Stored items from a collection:
--- --- ---

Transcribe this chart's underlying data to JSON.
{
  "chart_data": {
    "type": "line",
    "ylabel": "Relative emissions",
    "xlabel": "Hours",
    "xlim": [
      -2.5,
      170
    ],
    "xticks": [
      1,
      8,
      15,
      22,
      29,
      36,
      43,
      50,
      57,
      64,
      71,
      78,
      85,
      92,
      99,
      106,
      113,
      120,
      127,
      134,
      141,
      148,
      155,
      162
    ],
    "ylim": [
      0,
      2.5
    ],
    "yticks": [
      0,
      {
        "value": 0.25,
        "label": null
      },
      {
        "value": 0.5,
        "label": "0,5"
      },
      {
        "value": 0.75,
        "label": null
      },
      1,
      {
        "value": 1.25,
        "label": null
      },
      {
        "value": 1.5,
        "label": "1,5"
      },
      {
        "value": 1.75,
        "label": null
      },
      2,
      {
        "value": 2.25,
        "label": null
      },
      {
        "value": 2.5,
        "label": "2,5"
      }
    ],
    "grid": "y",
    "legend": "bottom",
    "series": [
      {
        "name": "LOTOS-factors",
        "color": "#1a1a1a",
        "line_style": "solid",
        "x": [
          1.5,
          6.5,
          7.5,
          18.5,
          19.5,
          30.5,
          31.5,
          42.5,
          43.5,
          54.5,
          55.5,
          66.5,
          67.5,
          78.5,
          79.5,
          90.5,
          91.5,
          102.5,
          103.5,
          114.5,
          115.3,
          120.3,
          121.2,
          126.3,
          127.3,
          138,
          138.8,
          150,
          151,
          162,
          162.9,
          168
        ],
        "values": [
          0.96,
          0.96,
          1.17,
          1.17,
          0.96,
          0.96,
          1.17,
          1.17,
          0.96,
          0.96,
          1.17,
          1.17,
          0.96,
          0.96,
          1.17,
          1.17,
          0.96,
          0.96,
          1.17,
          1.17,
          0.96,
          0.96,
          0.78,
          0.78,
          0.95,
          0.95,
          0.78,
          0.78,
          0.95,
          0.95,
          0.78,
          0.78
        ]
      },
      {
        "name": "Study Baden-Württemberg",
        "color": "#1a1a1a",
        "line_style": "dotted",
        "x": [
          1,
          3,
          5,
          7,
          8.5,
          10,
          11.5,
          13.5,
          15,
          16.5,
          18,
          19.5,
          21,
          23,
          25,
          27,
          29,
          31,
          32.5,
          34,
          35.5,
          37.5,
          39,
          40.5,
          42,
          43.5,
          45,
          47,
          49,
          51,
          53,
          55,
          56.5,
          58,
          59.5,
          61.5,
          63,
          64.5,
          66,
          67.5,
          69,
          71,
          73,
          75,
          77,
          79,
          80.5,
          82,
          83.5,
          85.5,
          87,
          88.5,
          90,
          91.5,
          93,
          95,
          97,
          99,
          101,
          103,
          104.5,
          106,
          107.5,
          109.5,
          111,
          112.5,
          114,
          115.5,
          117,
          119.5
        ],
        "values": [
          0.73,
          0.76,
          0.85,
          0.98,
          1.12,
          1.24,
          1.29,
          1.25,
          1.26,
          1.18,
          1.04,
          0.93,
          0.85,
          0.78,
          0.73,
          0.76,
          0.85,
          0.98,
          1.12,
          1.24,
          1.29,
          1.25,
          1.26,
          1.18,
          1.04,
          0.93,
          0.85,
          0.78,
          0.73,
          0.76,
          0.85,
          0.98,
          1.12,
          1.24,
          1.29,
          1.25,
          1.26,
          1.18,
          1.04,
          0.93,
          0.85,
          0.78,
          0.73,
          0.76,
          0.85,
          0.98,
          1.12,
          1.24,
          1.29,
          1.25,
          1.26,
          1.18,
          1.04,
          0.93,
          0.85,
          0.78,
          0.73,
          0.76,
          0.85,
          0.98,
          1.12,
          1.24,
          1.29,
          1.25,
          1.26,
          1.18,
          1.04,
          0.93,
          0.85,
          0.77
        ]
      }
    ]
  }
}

--- --- ---

■ **SHORT EXERCISE**
Every line above should be printed again exactly as it stands.

■ **CORRECT RESULT**
Transcribe this chart's underlying data to JSON.
{
  "chart_data": {
    "type": "line",
    "ylabel": "Relative emissions",
    "xlabel": "Hours",
    "xlim": [
      -2.5,
      170
    ],
    "xticks": [
      1,
      8,
      15,
      22,
      29,
      36,
      43,
      50,
      57,
      64,
      71,
      78,
      85,
      92,
      99,
      106,
      113,
      120,
      127,
      134,
      141,
      148,
      155,
      162
    ],
    "ylim": [
      0,
      2.5
    ],
    "yticks": [
      0,
      {
        "value": 0.25,
        "label": null
      },
      {
        "value": 0.5,
        "label": "0,5"
      },
      {
        "value": 0.75,
        "label": null
      },
      1,
      {
        "value": 1.25,
        "label": null
      },
      {
        "value": 1.5,
        "label": "1,5"
      },
      {
        "value": 1.75,
        "label": null
      },
      2,
      {
        "value": 2.25,
        "label": null
      },
      {
        "value": 2.5,
        "label": "2,5"
      }
    ],
    "grid": "y",
    "legend": "bottom",
    "series": [
      {
        "name": "LOTOS-factors",
        "color": "#1a1a1a",
        "line_style": "solid",
        "x": [
          1.5,
          6.5,
          7.5,
          18.5,
          19.5,
          30.5,
          31.5,
          42.5,
          43.5,
          54.5,
          55.5,
          66.5,
          67.5,
          78.5,
          79.5,
          90.5,
          91.5,
          102.5,
          103.5,
          114.5,
          115.3,
          120.3,
          121.2,
          126.3,
          127.3,
          138,
          138.8,
          150,
          151,
          162,
          162.9,
          168
        ],
        "values": [
          0.96,
          0.96,
          1.17,
          1.17,
          0.96,
          0.96,
          1.17,
          1.17,
          0.96,
          0.96,
          1.17,
          1.17,
          0.96,
          0.96,
          1.17,
          1.17,
          0.96,
          0.96,
          1.17,
          1.17,
          0.96,
          0.96,
          0.78,
          0.78,
          0.95,
          0.95,
          0.78,
          0.78,
          0.95,
          0.95,
          0.78,
          0.78
        ]
      },
      {
        "name": "Study Baden-Württemberg",
        "color": "#1a1a1a",
        "line_style": "dotted",
        "x": [
          1,
          3,
          5,
          7,
          8.5,
          10,
          11.5,
          13.5,
          15,
          16.5,
          18,
          19.5,
          21,
          23,
          25,
          27,
          29,
          31,
          32.5,
          34,
          35.5,
          37.5,
          39,
          40.5,
          42,
          43.5,
          45,
          47,
          49,
          51,
          53,
          55,
          56.5,
          58,
          59.5,
          61.5,
          63,
          64.5,
          66,
          67.5,
          69,
          71,
          73,
          75,
          77,
          79,
          80.5,
          82,
          83.5,
          85.5,
          87,
          88.5,
          90,
          91.5,
          93,
          95,
          97,
          99,
          101,
          103,
          104.5,
          106,
          107.5,
          109.5,
          111,
          112.5,
          114,
          115.5,
          117,
          119.5
        ],
        "values": [
          0.73,
          0.76,
          0.85,
          0.98,
          1.12,
          1.24,
          1.29,
          1.25,
          1.26,
          1.18,
          1.04,
          0.93,
          0.85,
          0.78,
          0.73,
          0.76,
          0.85,
          0.98,
          1.12,
          1.24,
          1.29,
          1.25,
          1.26,
          1.18,
          1.04,
          0.93,
          0.85,
          0.78,
          0.73,
          0.76,
          0.85,
          0.98,
          1.12,
          1.24,
          1.29,
          1.25,
          1.26,
          1.18,
          1.04,
          0.93,
          0.85,
          0.78,
          0.73,
          0.76,
          0.85,
          0.98,
          1.12,
          1.24,
          1.29,
          1.25,
          1.26,
          1.18,
          1.04,
          0.93,
          0.85,
          0.78,
          0.73,
          0.76,
          0.85,
          0.98,
          1.12,
          1.24,
          1.29,
          1.25,
          1.26,
          1.18,
          1.04,
          0.93,
          0.85,
          0.77
        ]
      }
    ]
  }
}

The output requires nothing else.